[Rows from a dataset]
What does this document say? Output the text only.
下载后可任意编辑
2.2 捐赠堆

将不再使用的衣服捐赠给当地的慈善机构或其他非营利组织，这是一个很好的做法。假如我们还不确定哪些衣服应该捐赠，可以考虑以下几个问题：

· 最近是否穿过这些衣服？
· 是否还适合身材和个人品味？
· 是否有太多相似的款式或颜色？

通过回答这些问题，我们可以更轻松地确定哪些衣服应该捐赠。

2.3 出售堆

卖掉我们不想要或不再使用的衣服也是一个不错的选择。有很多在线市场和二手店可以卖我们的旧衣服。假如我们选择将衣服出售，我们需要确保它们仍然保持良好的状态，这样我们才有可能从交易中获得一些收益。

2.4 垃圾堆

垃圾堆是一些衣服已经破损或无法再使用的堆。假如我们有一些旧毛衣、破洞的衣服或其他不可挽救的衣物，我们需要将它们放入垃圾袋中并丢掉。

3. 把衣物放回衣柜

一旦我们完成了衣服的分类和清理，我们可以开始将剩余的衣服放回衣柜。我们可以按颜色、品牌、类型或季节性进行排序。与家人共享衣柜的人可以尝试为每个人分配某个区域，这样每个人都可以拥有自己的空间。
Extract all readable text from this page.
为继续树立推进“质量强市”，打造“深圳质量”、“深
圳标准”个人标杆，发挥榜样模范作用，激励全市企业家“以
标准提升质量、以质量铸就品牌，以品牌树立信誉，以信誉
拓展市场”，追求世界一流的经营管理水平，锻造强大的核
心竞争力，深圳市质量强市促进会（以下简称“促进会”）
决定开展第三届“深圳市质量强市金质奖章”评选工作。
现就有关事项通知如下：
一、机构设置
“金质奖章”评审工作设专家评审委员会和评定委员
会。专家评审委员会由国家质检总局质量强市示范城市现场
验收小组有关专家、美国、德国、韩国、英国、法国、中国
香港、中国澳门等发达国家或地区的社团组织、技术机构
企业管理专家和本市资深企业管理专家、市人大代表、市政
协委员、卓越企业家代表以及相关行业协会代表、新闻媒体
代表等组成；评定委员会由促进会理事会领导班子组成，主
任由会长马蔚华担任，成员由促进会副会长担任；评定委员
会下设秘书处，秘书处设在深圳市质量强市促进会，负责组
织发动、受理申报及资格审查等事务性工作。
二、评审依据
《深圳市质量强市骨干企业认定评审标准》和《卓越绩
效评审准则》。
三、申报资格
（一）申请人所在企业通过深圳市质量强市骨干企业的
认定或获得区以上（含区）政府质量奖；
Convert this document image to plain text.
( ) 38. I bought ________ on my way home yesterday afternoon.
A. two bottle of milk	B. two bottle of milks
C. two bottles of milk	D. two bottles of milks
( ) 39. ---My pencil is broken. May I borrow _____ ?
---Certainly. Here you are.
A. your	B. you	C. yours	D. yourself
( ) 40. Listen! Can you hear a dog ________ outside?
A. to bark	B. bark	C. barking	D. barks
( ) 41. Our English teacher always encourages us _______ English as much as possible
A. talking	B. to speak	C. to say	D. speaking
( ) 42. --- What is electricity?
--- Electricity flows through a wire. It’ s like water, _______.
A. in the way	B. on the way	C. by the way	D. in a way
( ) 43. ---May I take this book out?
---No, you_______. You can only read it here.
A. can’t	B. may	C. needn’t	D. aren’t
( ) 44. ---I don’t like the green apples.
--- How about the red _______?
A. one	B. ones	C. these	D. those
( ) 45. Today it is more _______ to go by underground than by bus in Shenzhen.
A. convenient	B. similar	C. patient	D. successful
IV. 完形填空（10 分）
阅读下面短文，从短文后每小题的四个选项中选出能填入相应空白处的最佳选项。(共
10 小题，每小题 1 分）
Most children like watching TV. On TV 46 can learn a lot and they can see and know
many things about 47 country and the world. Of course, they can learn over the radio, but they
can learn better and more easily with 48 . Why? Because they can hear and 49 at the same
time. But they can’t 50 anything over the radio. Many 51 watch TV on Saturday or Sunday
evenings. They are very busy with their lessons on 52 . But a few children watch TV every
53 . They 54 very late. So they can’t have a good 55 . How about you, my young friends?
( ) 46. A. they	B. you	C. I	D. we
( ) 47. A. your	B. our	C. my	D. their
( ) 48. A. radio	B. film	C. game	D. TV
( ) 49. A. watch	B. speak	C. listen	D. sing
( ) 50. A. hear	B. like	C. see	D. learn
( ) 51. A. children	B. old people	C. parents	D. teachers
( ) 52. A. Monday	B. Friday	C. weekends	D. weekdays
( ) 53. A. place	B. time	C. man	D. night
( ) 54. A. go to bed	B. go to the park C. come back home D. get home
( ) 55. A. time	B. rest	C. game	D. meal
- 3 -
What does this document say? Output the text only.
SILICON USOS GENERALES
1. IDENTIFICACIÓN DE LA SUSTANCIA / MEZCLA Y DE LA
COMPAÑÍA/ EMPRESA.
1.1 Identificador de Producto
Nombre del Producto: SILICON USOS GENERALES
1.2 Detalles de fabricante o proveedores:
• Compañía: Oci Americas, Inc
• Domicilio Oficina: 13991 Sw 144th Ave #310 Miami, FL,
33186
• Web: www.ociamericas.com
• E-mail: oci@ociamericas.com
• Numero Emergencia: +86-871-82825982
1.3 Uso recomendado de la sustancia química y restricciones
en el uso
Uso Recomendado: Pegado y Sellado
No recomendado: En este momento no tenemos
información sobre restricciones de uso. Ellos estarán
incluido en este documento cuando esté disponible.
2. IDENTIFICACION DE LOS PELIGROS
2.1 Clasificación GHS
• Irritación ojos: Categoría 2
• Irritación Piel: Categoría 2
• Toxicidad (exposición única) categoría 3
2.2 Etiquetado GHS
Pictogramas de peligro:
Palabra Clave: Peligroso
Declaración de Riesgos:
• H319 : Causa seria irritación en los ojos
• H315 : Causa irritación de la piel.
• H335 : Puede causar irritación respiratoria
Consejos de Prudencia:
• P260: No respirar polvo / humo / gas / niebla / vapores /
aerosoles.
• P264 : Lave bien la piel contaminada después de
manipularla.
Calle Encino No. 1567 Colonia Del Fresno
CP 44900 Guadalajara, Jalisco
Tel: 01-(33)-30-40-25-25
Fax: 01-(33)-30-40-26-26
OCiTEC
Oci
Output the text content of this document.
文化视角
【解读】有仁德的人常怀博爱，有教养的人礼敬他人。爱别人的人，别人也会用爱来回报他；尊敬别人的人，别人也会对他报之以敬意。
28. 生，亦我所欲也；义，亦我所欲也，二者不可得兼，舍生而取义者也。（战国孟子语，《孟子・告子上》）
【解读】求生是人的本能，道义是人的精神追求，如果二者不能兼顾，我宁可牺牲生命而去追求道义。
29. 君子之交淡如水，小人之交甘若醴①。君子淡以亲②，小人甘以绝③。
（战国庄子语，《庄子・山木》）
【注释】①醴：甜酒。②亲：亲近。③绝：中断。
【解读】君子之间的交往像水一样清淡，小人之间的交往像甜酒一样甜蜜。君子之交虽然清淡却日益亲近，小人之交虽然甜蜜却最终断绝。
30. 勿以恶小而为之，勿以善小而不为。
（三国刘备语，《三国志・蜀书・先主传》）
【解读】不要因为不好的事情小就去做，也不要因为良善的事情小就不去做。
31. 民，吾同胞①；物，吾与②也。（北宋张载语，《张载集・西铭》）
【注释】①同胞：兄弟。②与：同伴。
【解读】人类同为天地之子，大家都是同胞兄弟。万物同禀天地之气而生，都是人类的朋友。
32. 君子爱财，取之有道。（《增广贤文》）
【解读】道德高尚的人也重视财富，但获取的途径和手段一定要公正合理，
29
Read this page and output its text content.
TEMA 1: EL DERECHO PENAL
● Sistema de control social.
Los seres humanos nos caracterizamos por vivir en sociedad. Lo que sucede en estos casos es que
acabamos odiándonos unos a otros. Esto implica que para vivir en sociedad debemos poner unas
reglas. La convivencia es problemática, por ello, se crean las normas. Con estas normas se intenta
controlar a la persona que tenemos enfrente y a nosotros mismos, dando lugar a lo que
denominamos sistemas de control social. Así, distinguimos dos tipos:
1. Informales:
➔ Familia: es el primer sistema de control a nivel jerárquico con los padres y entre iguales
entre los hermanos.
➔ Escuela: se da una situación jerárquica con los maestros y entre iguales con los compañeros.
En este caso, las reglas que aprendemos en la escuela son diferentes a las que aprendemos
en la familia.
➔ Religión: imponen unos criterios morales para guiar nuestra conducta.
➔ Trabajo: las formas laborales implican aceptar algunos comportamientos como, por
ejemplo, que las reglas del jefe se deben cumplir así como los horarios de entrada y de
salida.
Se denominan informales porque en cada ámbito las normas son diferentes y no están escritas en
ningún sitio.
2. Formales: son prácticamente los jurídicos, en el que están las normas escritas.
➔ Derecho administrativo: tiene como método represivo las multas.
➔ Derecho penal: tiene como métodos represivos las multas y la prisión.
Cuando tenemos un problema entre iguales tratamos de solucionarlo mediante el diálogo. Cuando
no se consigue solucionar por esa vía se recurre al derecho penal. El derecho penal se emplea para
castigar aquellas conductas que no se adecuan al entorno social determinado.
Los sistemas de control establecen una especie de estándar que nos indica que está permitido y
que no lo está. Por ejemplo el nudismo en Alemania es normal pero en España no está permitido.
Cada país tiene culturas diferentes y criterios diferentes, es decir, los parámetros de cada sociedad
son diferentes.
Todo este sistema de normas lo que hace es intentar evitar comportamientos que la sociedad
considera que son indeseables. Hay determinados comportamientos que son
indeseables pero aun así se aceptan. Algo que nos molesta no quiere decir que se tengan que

#### AIM OF THE EXERCISE:
Copy all lines above containing the string "iguales".

#### FULL RESPONSE:
➔ Familia: es el primer sistema de control a nivel jerárquico con los padres y entre iguales
➔ Escuela: se da una situación jerárquica con los maestros y entre iguales con los compañeros.
Cuando tenemos un problema entre iguales tratamos de solucionarlo mediante el diálogo. Cuando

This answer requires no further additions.